→ **Work to complete**
Count how many lines in the material below hold the word "These"; the reply is that number alone.

→ **Records provided**
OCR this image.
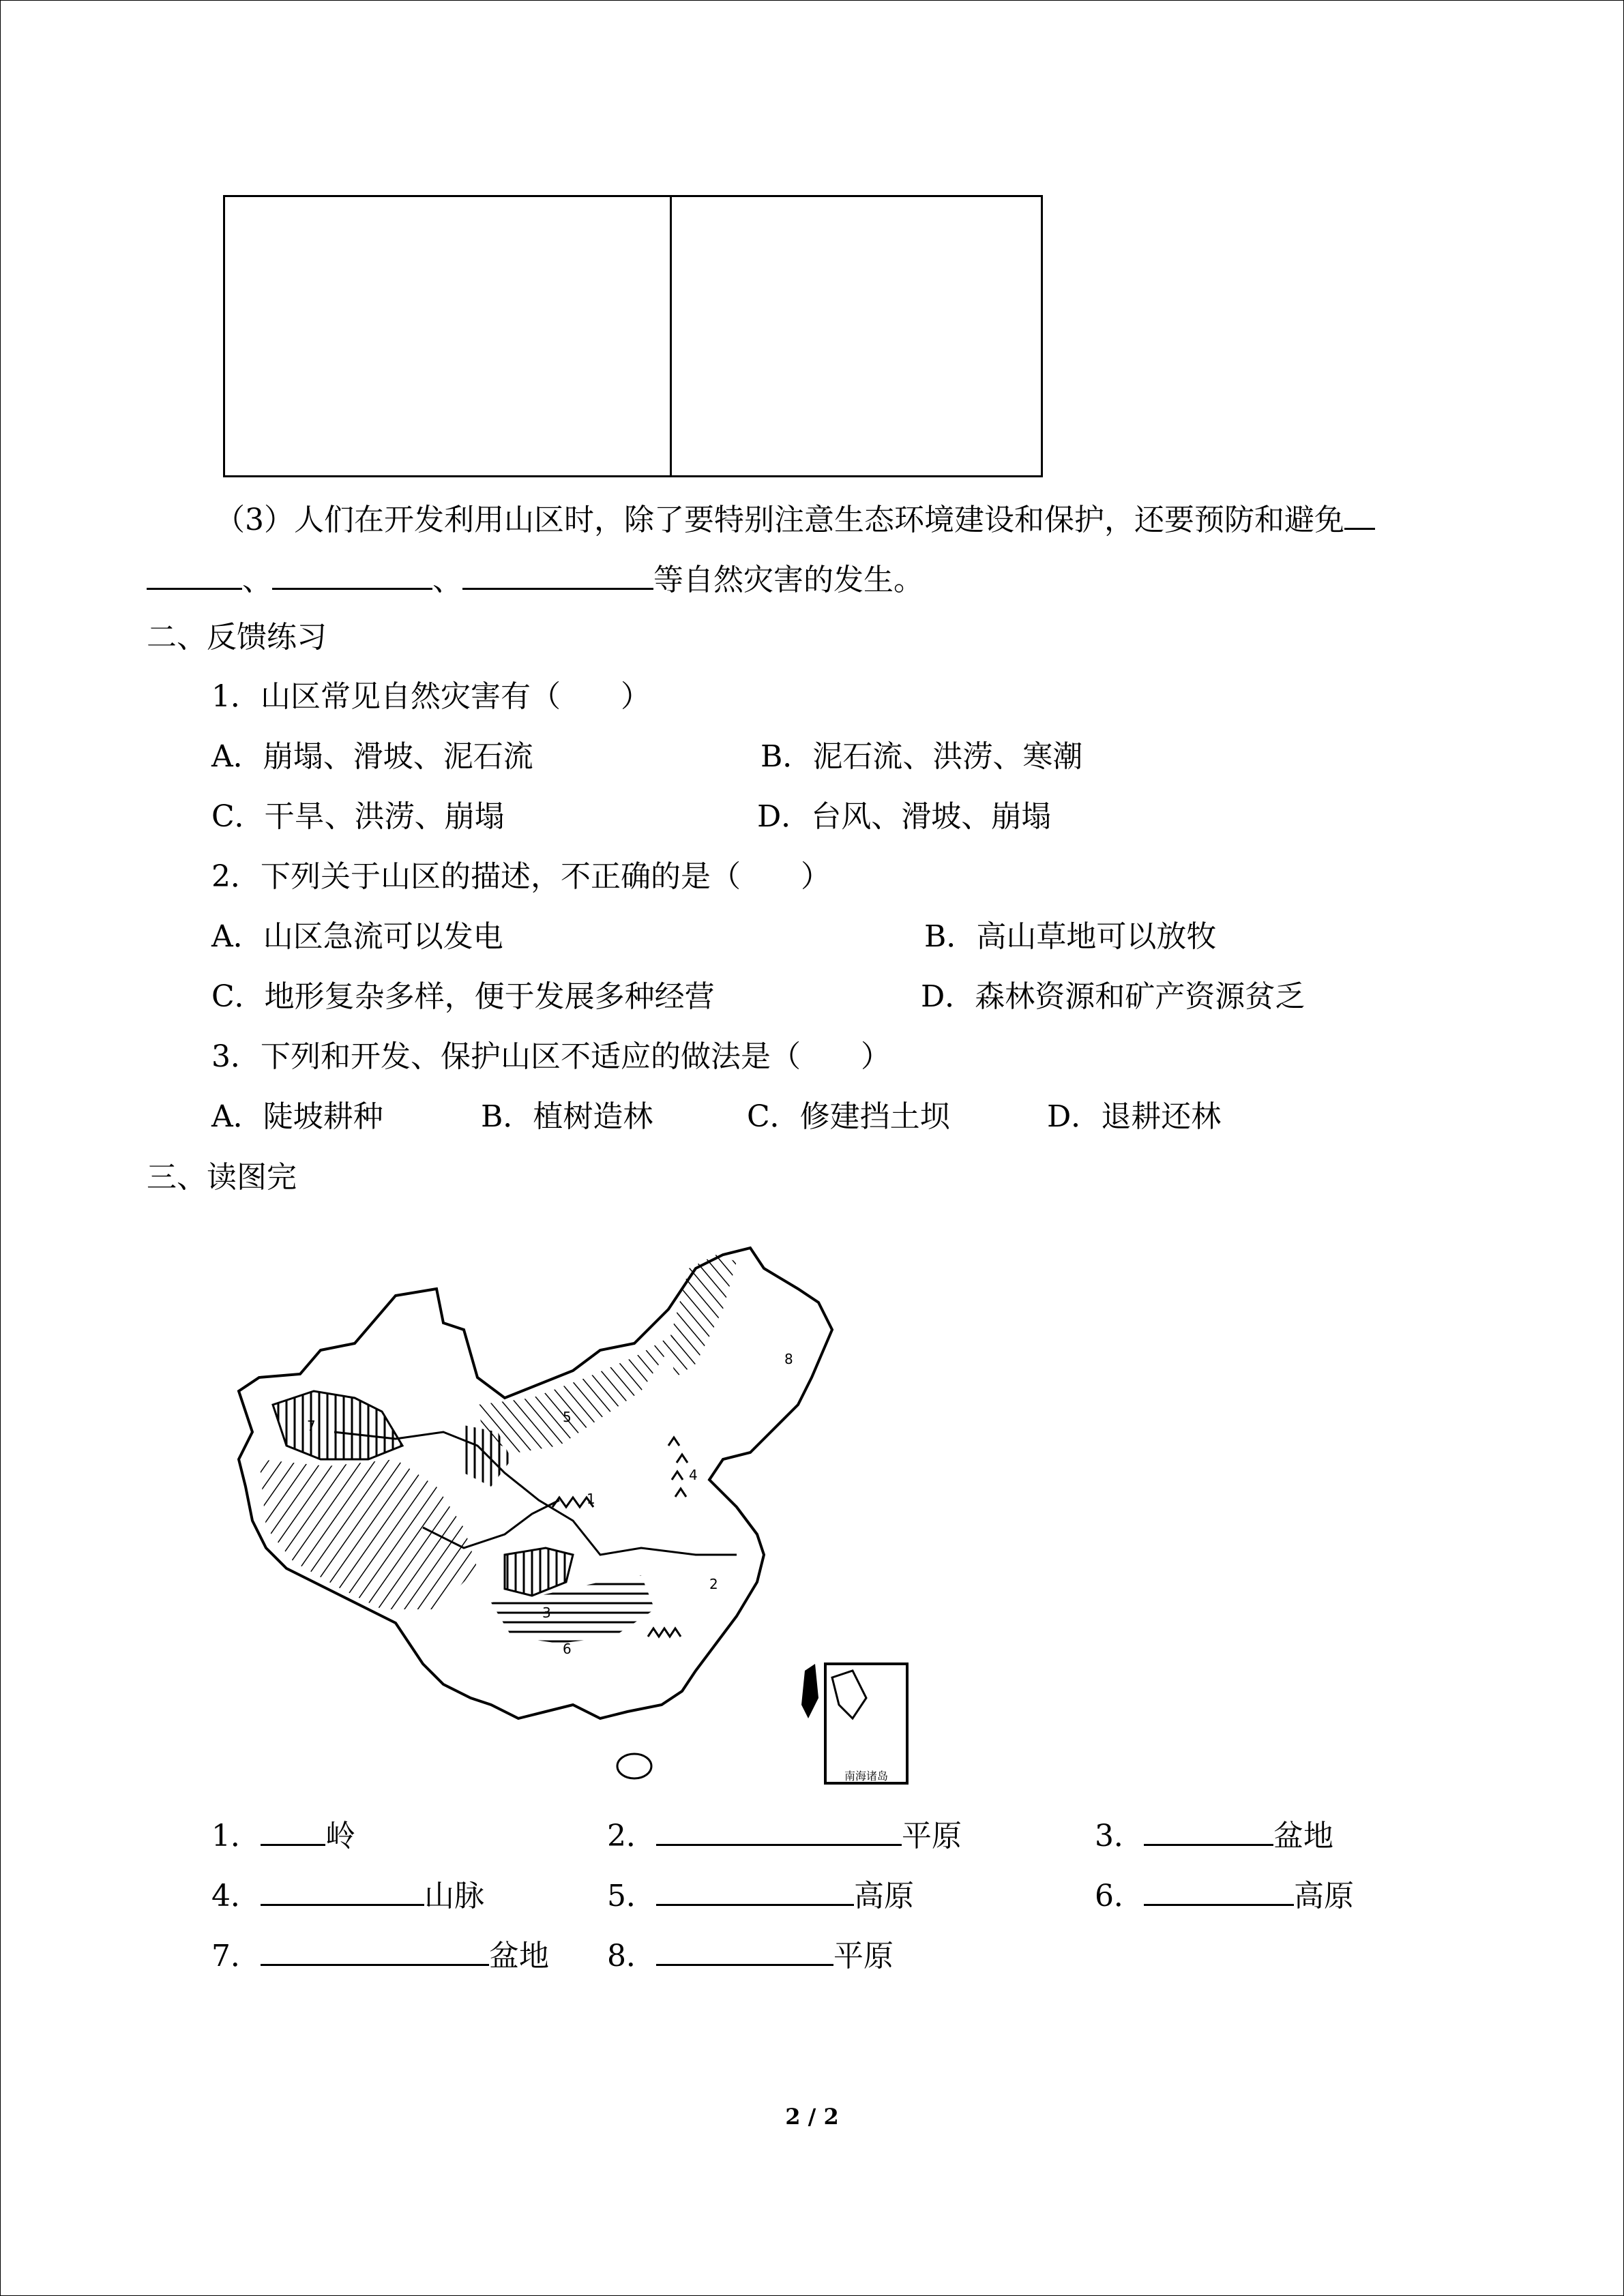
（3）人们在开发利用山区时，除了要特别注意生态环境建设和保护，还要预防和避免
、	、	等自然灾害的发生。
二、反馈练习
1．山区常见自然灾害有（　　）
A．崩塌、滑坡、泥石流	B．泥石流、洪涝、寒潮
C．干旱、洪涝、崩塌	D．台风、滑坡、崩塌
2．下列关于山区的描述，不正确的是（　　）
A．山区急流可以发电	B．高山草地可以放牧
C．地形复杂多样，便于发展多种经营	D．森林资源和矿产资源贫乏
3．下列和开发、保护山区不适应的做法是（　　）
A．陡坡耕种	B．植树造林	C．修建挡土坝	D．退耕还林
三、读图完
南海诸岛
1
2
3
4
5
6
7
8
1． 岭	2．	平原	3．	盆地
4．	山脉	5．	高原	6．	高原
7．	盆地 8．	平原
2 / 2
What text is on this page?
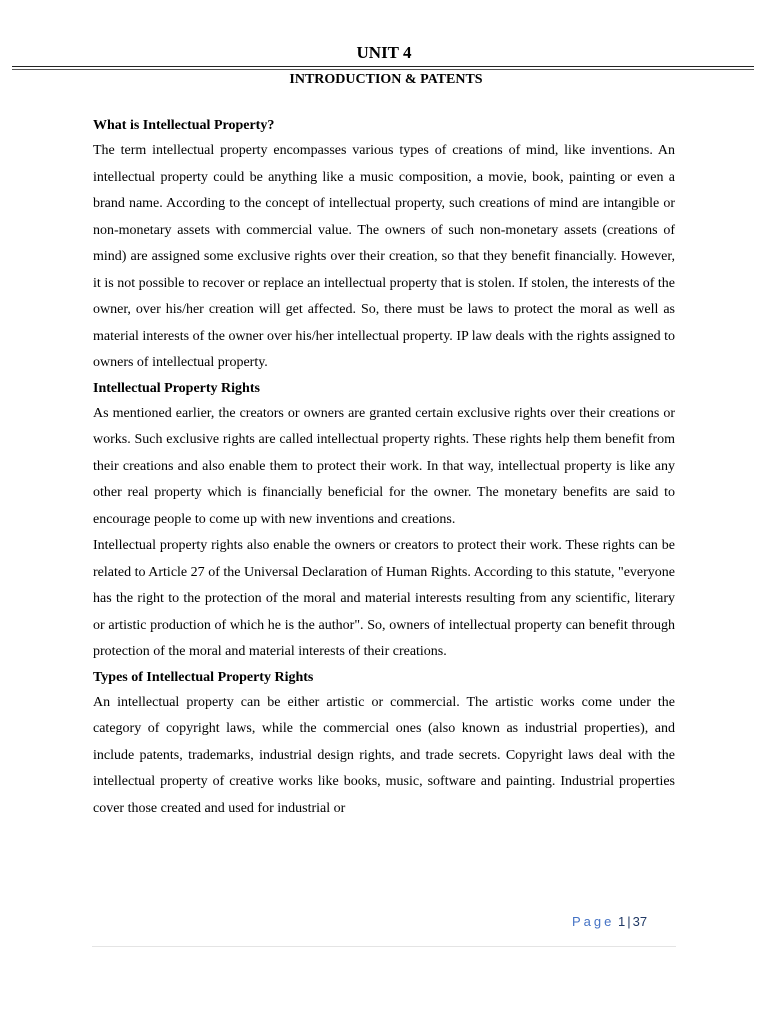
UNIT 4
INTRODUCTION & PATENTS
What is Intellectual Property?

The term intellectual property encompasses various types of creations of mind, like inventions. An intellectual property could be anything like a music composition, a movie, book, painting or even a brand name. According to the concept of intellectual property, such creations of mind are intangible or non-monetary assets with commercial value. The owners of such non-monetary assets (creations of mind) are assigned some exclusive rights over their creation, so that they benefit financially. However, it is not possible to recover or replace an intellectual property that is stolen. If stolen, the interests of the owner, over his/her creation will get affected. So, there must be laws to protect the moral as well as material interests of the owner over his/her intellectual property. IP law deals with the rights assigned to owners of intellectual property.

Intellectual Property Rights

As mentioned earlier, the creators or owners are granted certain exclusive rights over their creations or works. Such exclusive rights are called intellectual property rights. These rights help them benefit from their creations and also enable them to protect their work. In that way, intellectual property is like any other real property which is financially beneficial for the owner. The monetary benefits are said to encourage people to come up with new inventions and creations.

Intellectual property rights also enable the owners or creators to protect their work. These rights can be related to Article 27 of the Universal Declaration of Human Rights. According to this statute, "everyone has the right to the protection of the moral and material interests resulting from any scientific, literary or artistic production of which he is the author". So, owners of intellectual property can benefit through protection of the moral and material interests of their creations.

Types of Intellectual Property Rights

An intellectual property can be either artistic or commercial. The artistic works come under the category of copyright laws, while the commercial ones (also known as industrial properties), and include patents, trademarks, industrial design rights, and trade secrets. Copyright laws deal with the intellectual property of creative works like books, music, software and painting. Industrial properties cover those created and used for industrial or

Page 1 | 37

→ **Task result**
2